___ Dataset entries ___
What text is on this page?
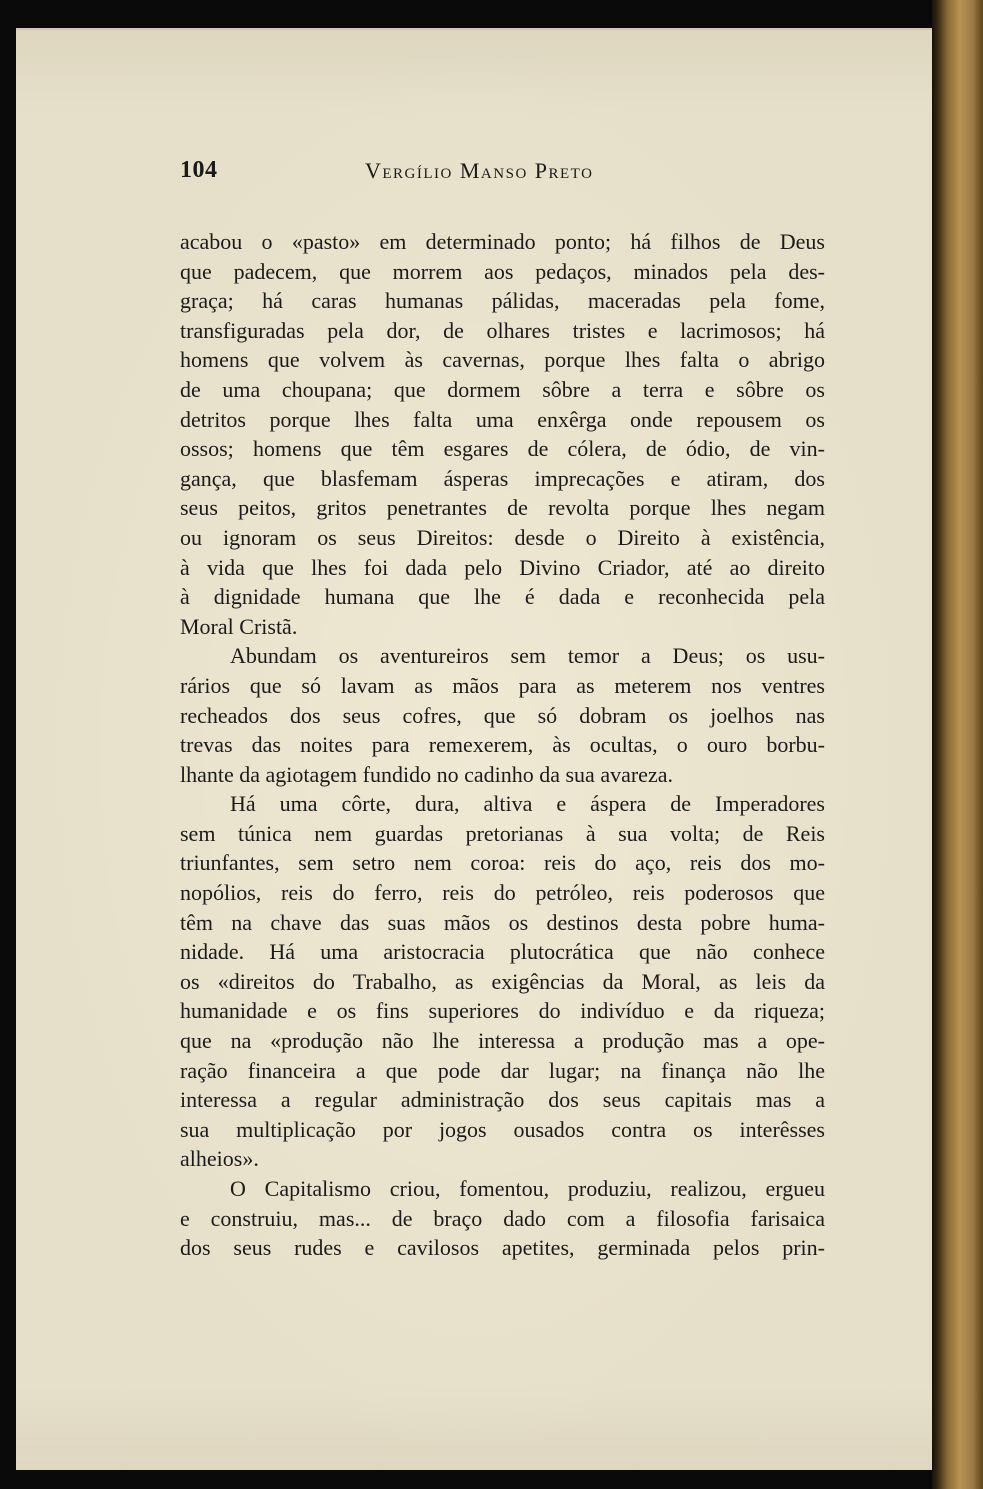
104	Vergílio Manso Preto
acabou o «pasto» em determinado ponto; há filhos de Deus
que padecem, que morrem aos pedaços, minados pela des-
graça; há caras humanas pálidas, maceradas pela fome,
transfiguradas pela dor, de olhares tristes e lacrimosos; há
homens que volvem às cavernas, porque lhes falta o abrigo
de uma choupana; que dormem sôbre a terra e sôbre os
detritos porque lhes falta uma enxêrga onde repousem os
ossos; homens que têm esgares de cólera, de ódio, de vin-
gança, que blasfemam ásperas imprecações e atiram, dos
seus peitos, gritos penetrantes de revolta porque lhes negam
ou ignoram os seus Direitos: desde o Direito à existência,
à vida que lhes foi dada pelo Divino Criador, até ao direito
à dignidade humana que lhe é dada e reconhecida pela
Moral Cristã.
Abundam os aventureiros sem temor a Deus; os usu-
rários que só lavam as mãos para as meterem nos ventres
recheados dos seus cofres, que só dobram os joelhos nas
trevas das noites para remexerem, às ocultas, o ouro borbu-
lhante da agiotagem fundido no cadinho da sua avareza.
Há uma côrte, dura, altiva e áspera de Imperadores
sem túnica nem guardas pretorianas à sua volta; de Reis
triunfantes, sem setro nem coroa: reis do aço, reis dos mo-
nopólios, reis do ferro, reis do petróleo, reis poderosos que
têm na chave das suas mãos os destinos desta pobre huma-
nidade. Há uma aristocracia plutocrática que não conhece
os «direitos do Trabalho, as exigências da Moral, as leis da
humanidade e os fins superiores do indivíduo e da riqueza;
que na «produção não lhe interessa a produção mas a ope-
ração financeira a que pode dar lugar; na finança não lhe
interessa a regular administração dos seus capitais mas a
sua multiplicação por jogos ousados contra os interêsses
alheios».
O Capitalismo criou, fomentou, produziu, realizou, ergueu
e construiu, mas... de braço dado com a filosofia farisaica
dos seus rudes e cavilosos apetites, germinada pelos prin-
___
* Task directions:
Look above for every line with the word "homens" and copy it.

* Result for this exercise:
homens que volvem às cavernas, porque lhes falta o abrigo
ossos; homens que têm esgares de cólera, de ódio, de vin-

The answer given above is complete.